● Work instructions: Return, unchanged, every line of the listing from its first line down to and including the line containing "665, 682, 702]", and nothing more.

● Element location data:
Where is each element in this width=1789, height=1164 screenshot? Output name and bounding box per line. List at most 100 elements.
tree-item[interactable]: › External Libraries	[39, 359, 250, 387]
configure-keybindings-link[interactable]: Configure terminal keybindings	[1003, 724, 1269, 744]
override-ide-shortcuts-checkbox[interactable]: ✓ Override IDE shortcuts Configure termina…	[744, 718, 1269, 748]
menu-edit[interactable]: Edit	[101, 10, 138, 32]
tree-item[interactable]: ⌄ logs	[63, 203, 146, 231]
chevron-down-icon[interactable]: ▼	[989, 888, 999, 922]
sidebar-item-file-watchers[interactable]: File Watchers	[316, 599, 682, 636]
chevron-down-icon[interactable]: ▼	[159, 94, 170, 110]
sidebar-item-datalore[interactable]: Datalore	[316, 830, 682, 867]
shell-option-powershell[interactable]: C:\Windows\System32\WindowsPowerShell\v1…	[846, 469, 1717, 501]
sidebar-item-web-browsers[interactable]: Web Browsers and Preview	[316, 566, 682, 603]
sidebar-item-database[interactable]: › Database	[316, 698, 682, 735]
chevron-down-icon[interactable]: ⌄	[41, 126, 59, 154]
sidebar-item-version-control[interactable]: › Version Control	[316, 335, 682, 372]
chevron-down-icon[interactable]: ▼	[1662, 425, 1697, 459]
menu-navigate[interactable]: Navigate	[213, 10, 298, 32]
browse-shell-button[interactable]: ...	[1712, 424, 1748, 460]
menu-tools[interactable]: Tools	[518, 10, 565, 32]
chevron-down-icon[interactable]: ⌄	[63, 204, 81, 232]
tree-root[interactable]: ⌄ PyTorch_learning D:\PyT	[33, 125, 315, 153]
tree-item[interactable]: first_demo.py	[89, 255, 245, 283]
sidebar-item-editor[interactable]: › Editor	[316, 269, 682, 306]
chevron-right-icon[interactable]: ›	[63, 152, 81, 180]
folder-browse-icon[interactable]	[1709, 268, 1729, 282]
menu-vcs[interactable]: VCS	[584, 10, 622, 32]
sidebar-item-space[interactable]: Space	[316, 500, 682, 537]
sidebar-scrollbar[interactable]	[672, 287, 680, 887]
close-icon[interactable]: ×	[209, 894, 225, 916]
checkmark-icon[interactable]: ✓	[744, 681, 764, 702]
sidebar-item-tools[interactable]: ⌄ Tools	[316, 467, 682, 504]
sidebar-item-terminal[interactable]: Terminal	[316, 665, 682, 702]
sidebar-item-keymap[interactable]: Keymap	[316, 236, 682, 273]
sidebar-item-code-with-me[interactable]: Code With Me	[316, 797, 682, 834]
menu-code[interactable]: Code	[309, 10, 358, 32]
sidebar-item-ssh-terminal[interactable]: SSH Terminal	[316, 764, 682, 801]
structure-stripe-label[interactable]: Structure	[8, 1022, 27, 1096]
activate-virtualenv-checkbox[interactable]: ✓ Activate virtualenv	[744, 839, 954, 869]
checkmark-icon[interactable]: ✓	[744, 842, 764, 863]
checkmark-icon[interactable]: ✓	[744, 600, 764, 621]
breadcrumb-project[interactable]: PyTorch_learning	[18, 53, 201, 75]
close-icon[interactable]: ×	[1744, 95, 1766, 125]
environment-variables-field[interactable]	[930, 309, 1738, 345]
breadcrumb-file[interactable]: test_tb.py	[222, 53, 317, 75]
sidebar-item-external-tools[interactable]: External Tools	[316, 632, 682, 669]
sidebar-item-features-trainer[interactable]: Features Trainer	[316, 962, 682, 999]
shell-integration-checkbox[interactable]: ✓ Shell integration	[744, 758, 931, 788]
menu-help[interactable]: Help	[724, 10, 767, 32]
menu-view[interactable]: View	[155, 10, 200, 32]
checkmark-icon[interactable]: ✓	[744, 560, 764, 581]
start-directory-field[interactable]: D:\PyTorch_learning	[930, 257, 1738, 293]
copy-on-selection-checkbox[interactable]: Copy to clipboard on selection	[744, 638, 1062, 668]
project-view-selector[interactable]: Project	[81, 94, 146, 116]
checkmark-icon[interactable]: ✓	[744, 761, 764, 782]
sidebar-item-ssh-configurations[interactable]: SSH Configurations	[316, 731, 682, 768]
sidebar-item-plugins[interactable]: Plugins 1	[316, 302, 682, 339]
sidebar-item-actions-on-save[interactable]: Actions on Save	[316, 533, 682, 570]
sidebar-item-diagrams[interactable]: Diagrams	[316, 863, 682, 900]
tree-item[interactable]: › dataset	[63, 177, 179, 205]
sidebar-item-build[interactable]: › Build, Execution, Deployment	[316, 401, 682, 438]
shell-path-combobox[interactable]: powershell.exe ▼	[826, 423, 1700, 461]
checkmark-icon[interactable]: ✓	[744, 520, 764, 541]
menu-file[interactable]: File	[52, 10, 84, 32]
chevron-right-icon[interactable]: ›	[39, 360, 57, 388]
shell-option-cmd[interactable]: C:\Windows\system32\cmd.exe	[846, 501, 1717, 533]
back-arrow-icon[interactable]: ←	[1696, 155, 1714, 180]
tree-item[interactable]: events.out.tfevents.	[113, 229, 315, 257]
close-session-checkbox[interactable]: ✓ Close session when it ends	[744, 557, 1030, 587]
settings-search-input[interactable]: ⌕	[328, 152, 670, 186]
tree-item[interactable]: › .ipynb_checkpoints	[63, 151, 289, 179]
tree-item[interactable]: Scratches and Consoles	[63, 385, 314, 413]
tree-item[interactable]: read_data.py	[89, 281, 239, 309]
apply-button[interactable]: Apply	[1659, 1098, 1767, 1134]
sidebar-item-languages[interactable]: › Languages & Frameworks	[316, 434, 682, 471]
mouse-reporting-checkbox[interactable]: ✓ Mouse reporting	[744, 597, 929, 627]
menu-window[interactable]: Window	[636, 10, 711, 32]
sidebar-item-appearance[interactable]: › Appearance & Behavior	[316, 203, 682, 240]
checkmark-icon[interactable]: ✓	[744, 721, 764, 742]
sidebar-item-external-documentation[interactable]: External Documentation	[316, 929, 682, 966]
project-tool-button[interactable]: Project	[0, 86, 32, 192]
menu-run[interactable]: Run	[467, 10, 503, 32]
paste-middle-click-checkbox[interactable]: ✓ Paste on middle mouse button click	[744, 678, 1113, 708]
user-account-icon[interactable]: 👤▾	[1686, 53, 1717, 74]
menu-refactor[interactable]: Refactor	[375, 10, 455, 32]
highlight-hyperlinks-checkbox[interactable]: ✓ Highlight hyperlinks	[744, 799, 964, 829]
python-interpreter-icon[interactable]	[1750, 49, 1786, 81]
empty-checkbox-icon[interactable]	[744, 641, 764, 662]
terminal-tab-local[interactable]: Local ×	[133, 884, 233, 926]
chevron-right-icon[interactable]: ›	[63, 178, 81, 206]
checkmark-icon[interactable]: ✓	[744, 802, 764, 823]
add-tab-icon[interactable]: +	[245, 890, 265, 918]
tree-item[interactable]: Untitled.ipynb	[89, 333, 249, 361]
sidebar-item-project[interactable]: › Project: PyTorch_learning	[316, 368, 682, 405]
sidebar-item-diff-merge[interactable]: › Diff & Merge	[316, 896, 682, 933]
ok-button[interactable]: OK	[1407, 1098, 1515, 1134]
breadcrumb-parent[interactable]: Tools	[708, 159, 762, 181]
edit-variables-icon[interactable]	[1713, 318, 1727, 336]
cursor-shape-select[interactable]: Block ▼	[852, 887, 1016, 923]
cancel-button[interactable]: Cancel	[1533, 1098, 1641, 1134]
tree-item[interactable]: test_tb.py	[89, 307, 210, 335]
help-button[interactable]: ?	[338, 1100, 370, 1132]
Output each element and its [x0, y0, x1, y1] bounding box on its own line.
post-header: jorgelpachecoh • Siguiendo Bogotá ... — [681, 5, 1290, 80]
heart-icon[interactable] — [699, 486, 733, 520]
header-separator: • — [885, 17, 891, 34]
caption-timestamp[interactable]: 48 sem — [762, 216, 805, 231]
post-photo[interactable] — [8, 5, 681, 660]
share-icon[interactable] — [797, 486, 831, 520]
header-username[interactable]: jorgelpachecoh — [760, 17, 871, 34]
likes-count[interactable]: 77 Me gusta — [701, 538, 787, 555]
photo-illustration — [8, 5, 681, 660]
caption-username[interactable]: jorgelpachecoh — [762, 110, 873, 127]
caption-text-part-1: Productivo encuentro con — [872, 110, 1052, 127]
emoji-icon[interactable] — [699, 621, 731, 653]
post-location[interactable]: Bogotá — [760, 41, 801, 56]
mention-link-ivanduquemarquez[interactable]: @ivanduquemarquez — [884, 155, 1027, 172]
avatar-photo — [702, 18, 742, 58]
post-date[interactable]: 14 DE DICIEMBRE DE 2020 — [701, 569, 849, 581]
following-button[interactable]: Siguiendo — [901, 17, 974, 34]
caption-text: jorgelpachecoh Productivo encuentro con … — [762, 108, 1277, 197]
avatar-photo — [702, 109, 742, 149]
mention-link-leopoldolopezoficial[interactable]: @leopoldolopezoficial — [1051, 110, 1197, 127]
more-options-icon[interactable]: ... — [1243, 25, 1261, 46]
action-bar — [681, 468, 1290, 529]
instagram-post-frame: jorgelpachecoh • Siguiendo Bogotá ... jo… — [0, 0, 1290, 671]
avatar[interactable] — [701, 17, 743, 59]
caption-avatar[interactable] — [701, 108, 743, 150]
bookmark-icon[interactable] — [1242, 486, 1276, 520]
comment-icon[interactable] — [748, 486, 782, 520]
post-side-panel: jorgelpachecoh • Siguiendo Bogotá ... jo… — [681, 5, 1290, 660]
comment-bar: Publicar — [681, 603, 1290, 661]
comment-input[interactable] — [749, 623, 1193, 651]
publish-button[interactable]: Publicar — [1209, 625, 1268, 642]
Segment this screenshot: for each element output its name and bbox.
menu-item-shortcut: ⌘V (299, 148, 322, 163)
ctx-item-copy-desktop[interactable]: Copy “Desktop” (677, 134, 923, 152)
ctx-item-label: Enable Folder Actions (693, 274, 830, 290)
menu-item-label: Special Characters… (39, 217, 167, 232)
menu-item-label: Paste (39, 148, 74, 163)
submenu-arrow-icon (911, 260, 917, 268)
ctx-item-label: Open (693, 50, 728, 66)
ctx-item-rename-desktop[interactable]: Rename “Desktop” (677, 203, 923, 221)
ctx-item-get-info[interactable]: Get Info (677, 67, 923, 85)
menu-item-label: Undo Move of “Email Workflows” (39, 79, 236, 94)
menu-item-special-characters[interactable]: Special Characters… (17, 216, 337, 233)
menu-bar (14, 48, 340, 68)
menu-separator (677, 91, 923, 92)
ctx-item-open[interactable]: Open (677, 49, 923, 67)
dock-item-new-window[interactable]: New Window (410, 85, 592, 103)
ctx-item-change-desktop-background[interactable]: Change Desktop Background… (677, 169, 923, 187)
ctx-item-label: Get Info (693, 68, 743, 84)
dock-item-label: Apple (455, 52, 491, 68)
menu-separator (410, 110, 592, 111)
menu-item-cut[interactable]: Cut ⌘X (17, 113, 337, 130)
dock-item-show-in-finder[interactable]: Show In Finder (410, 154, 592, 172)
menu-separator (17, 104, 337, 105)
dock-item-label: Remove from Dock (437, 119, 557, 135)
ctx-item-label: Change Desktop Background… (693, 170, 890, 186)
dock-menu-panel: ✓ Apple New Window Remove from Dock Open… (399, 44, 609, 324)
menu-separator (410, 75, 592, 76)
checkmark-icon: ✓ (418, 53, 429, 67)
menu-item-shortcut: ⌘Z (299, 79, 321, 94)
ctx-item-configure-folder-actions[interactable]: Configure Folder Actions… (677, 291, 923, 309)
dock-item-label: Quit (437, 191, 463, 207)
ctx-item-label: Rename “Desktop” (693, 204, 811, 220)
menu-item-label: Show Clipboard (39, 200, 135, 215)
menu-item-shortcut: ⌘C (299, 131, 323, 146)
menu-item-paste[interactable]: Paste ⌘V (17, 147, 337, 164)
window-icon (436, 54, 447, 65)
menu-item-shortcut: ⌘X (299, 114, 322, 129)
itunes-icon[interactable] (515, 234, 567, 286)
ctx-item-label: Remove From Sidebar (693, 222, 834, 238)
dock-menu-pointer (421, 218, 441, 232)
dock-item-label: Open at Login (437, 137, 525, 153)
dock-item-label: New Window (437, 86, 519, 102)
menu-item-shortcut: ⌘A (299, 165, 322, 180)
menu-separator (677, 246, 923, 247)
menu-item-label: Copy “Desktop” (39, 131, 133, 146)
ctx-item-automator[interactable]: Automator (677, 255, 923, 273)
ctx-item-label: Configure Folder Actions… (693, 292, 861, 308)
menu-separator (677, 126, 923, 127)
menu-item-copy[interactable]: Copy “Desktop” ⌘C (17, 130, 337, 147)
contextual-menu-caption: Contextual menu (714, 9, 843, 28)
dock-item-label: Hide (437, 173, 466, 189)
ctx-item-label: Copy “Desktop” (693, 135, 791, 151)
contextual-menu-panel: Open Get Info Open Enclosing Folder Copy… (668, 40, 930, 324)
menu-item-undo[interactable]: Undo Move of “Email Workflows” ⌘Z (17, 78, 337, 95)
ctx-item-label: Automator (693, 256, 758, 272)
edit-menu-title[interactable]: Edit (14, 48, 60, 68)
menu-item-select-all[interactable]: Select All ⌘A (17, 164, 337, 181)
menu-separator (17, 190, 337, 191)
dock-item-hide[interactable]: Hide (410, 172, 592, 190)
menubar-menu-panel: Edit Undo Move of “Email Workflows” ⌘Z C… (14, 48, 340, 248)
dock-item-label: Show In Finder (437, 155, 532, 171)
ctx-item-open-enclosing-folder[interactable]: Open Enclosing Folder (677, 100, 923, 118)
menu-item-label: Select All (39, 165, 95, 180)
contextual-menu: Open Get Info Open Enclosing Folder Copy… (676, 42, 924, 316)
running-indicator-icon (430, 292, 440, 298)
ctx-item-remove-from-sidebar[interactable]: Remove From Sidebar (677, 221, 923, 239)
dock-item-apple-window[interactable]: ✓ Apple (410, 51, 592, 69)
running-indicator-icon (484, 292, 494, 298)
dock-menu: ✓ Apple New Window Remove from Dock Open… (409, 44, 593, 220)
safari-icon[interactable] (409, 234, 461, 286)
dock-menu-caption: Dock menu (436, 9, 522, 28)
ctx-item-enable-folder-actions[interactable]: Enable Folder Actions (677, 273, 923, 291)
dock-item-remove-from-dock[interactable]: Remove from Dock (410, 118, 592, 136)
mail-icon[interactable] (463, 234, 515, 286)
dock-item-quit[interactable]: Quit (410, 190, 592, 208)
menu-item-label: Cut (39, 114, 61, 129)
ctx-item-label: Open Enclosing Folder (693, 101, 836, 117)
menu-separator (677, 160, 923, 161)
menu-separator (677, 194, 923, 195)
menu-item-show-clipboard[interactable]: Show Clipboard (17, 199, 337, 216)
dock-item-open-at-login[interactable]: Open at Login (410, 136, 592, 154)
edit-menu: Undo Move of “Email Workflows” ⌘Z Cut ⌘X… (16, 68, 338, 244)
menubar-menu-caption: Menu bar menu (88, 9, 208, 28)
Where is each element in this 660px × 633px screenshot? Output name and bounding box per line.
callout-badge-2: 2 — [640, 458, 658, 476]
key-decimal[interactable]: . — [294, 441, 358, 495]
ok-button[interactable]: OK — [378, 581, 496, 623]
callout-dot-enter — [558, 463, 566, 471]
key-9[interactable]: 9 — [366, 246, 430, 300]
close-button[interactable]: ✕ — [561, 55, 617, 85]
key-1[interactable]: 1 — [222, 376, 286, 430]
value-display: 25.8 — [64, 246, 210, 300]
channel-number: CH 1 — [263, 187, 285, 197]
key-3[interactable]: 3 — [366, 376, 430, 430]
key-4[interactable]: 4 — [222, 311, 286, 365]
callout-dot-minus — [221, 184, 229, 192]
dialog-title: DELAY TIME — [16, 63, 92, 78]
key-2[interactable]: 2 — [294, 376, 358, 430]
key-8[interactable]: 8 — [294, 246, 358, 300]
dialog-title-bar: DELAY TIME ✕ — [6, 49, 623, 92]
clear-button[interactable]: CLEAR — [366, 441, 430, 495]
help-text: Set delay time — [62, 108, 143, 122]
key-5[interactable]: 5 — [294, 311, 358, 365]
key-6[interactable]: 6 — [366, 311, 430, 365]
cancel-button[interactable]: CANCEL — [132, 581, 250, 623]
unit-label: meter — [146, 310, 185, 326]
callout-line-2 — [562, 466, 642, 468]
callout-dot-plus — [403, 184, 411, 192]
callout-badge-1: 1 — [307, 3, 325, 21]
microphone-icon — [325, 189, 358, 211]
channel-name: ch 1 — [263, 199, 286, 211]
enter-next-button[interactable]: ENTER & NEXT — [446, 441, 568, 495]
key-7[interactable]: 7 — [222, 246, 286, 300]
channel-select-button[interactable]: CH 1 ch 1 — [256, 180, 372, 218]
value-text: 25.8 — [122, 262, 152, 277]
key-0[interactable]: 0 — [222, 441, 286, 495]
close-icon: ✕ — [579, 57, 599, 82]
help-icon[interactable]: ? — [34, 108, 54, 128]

● Answer to this problem:
Where is each element in this width=1789, height=1164 screenshot? Output name and bounding box per line. List at most 100 elements.
tree-item[interactable]: › External Libraries	[39, 359, 250, 387]
configure-keybindings-link[interactable]: Configure terminal keybindings	[1003, 724, 1269, 744]
override-ide-shortcuts-checkbox[interactable]: ✓ Override IDE shortcuts Configure termina…	[744, 718, 1269, 748]
menu-edit[interactable]: Edit	[101, 10, 138, 32]
tree-item[interactable]: ⌄ logs	[63, 203, 146, 231]
chevron-down-icon[interactable]: ▼	[989, 888, 999, 922]
sidebar-item-file-watchers[interactable]: File Watchers	[316, 599, 682, 636]
chevron-down-icon[interactable]: ▼	[159, 94, 170, 110]
sidebar-item-datalore[interactable]: Datalore	[316, 830, 682, 867]
shell-option-powershell[interactable]: C:\Windows\System32\WindowsPowerShell\v1…	[846, 469, 1717, 501]
sidebar-item-web-browsers[interactable]: Web Browsers and Preview	[316, 566, 682, 603]
sidebar-item-database[interactable]: › Database	[316, 698, 682, 735]
chevron-down-icon[interactable]: ⌄	[41, 126, 59, 154]
sidebar-item-version-control[interactable]: › Version Control	[316, 335, 682, 372]
chevron-down-icon[interactable]: ▼	[1662, 425, 1697, 459]
menu-navigate[interactable]: Navigate	[213, 10, 298, 32]
browse-shell-button[interactable]: ...	[1712, 424, 1748, 460]
menu-tools[interactable]: Tools	[518, 10, 565, 32]
chevron-down-icon[interactable]: ⌄	[63, 204, 81, 232]
tree-root[interactable]: ⌄ PyTorch_learning D:\PyT	[33, 125, 315, 153]
tree-item[interactable]: first_demo.py	[89, 255, 245, 283]
sidebar-item-editor[interactable]: › Editor	[316, 269, 682, 306]
chevron-right-icon[interactable]: ›	[63, 152, 81, 180]
folder-browse-icon[interactable]	[1709, 268, 1729, 282]
menu-vcs[interactable]: VCS	[584, 10, 622, 32]
sidebar-item-space[interactable]: Space	[316, 500, 682, 537]
sidebar-scrollbar[interactable]	[672, 287, 680, 887]
close-icon[interactable]: ×	[209, 894, 225, 916]
checkmark-icon[interactable]: ✓	[744, 681, 764, 702]
sidebar-item-tools[interactable]: ⌄ Tools	[316, 467, 682, 504]
sidebar-item-terminal[interactable]: Terminal	[316, 665, 682, 702]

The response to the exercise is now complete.